--- What you have to do ---
Scan the records for the word "this". Copy each line that includes it.

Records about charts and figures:

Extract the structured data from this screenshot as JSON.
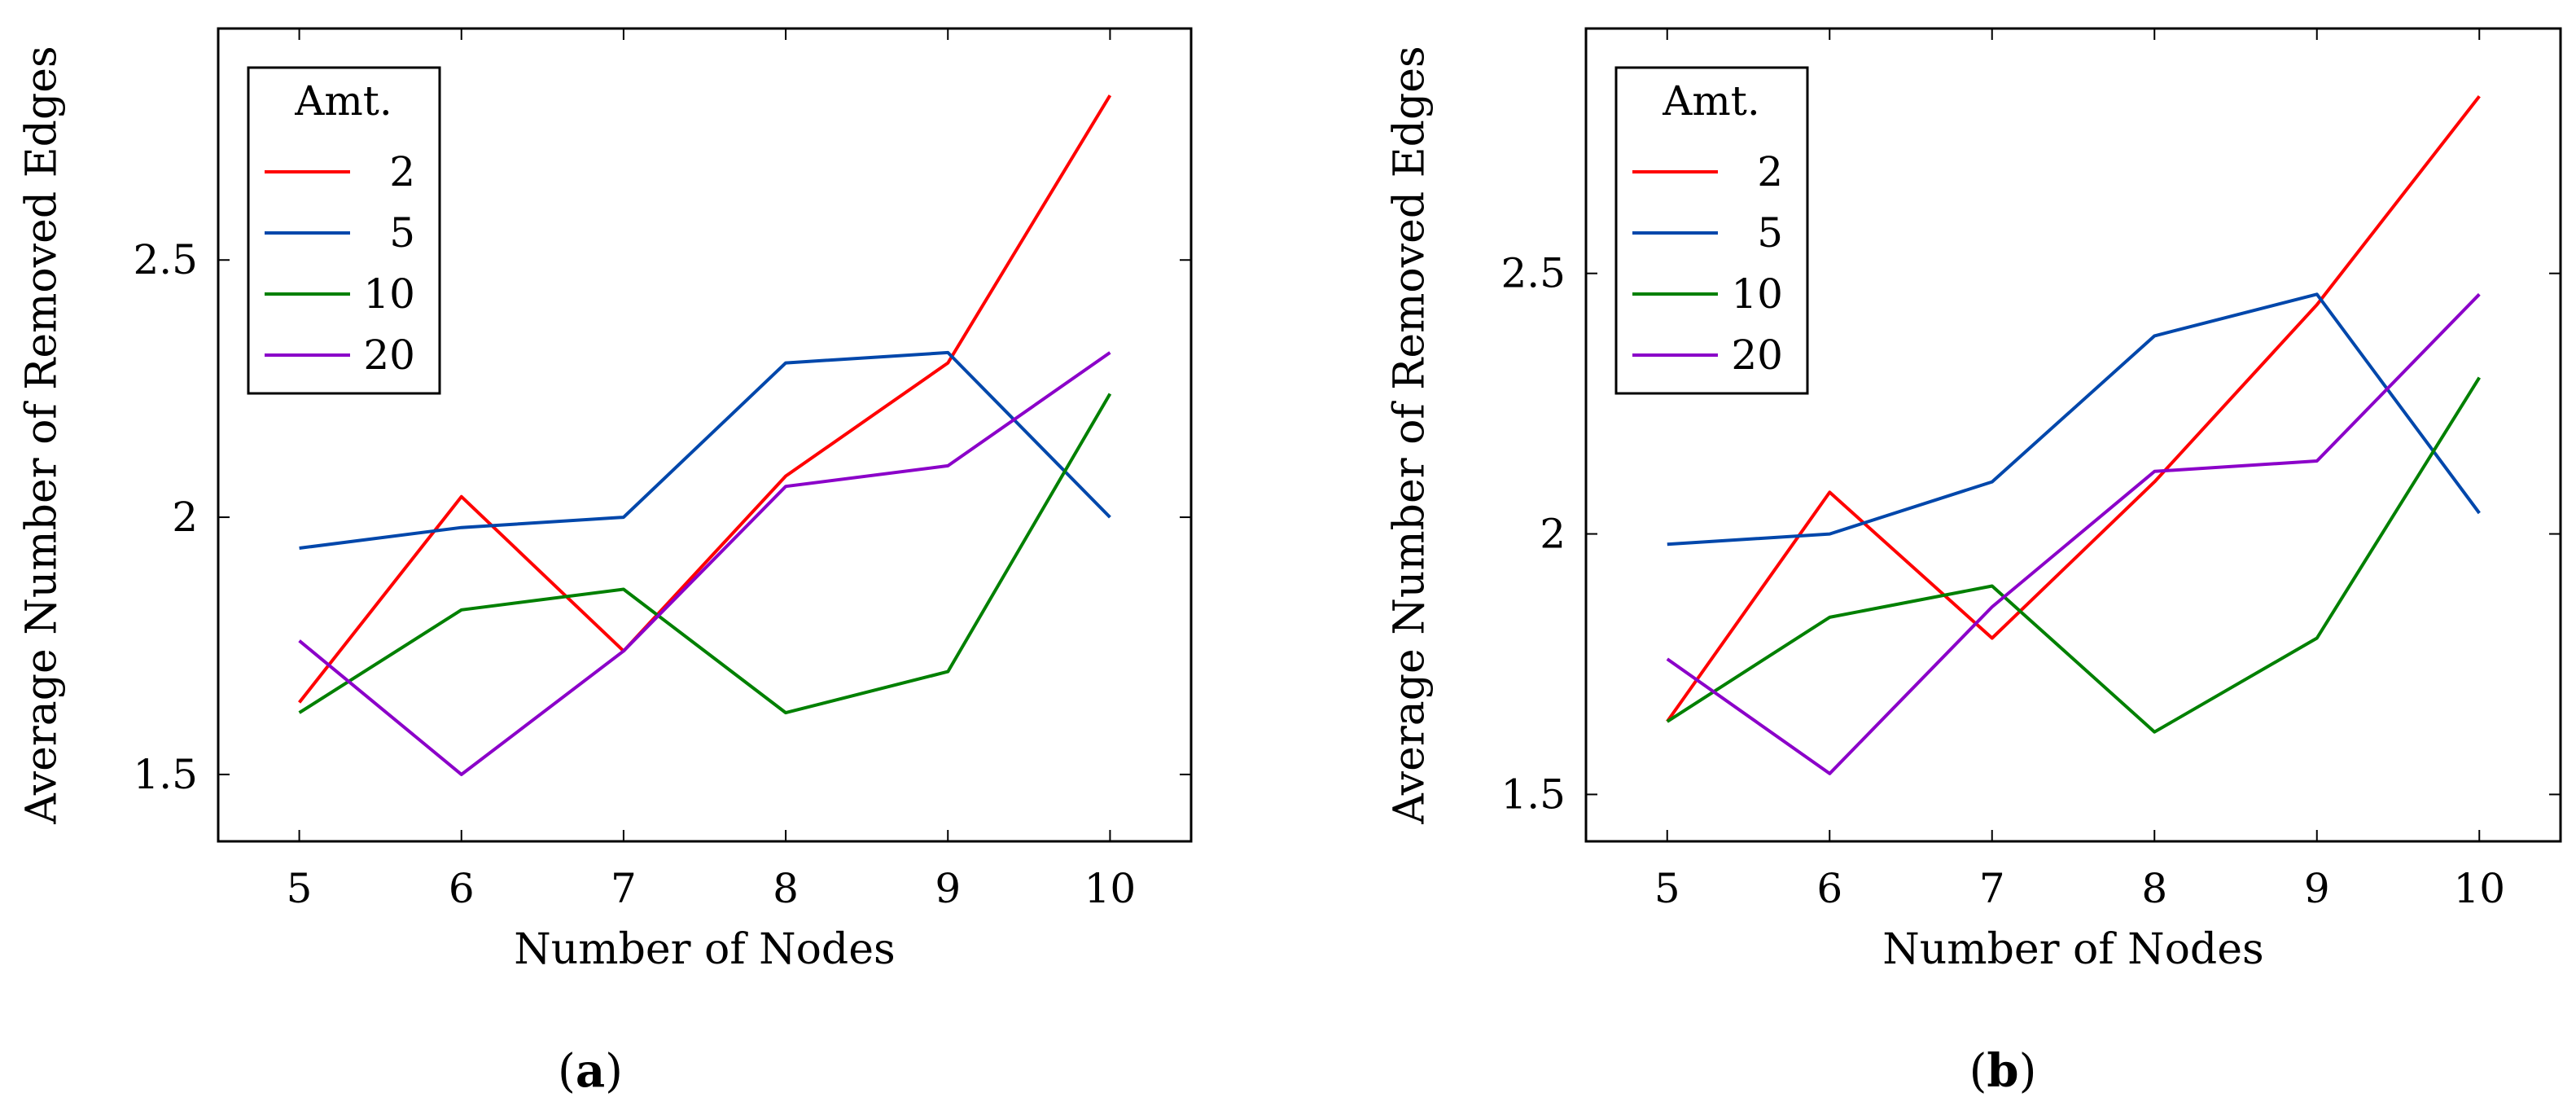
{
  "chart_data": [
    {
      "type": "line",
      "panel": "(a)",
      "caption_letter": "a",
      "x": [
        5,
        6,
        7,
        8,
        9,
        10
      ],
      "xlabel": "Number of Nodes",
      "ylabel": "Average Number of Removed Edges",
      "xlim": [
        4.5,
        10.5
      ],
      "ylim": [
        1.37,
        2.95
      ],
      "xticks": [
        "5",
        "6",
        "7",
        "8",
        "9",
        "10"
      ],
      "yticks": [
        {
          "value": 1.5,
          "label": "1.5"
        },
        {
          "value": 2,
          "label": "2"
        },
        {
          "value": 2.5,
          "label": "2.5"
        }
      ],
      "legend": {
        "title": "Amt.",
        "position": "top-left"
      },
      "series": [
        {
          "name": "2",
          "color": "#ff0000",
          "values": [
            1.64,
            2.04,
            1.74,
            2.08,
            2.3,
            2.82
          ]
        },
        {
          "name": "5",
          "color": "#0047ab",
          "values": [
            1.94,
            1.98,
            2.0,
            2.3,
            2.32,
            2.0
          ]
        },
        {
          "name": "10",
          "color": "#008000",
          "values": [
            1.62,
            1.82,
            1.86,
            1.62,
            1.7,
            2.24
          ]
        },
        {
          "name": "20",
          "color": "#8b00c9",
          "values": [
            1.76,
            1.5,
            1.74,
            2.06,
            2.1,
            2.32
          ]
        }
      ]
    },
    {
      "type": "line",
      "panel": "(b)",
      "caption_letter": "b",
      "x": [
        5,
        6,
        7,
        8,
        9,
        10
      ],
      "xlabel": "Number of Nodes",
      "ylabel": "Average Number of Removed Edges",
      "xlim": [
        4.5,
        10.5
      ],
      "ylim": [
        1.41,
        2.97
      ],
      "xticks": [
        "5",
        "6",
        "7",
        "8",
        "9",
        "10"
      ],
      "yticks": [
        {
          "value": 1.5,
          "label": "1.5"
        },
        {
          "value": 2,
          "label": "2"
        },
        {
          "value": 2.5,
          "label": "2.5"
        }
      ],
      "legend": {
        "title": "Amt.",
        "position": "top-left"
      },
      "series": [
        {
          "name": "2",
          "color": "#ff0000",
          "values": [
            1.64,
            2.08,
            1.8,
            2.1,
            2.44,
            2.84
          ]
        },
        {
          "name": "5",
          "color": "#0047ab",
          "values": [
            1.98,
            2.0,
            2.1,
            2.38,
            2.46,
            2.04
          ]
        },
        {
          "name": "10",
          "color": "#008000",
          "values": [
            1.64,
            1.84,
            1.9,
            1.62,
            1.8,
            2.3
          ]
        },
        {
          "name": "20",
          "color": "#8b00c9",
          "values": [
            1.76,
            1.54,
            1.86,
            2.12,
            2.14,
            2.46
          ]
        }
      ]
    }
  ]
}
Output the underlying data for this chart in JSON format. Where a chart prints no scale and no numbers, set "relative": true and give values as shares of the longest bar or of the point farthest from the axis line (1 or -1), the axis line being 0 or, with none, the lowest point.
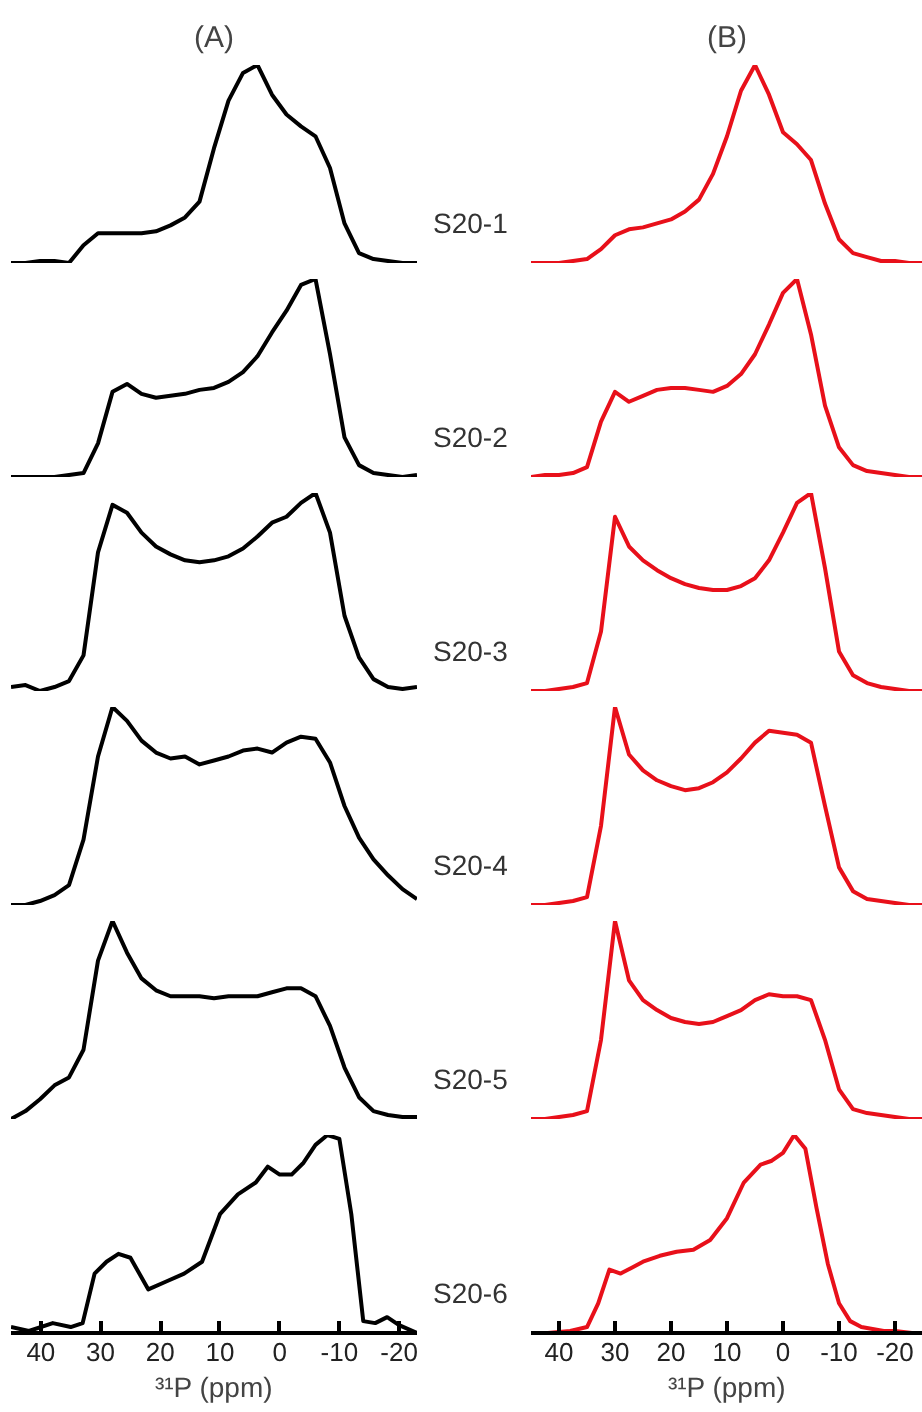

--- Result of the exercise ---
Extract the structured data from this screenshot as JSON.
Output the underlying data for this chart in JSON format. Where a chart prints no scale and no numbers, set "relative": true and give values as shares of the longest bar or of the point farthest from the axis line (1 or -1), the axis line being 0 or, with none, the lowest point.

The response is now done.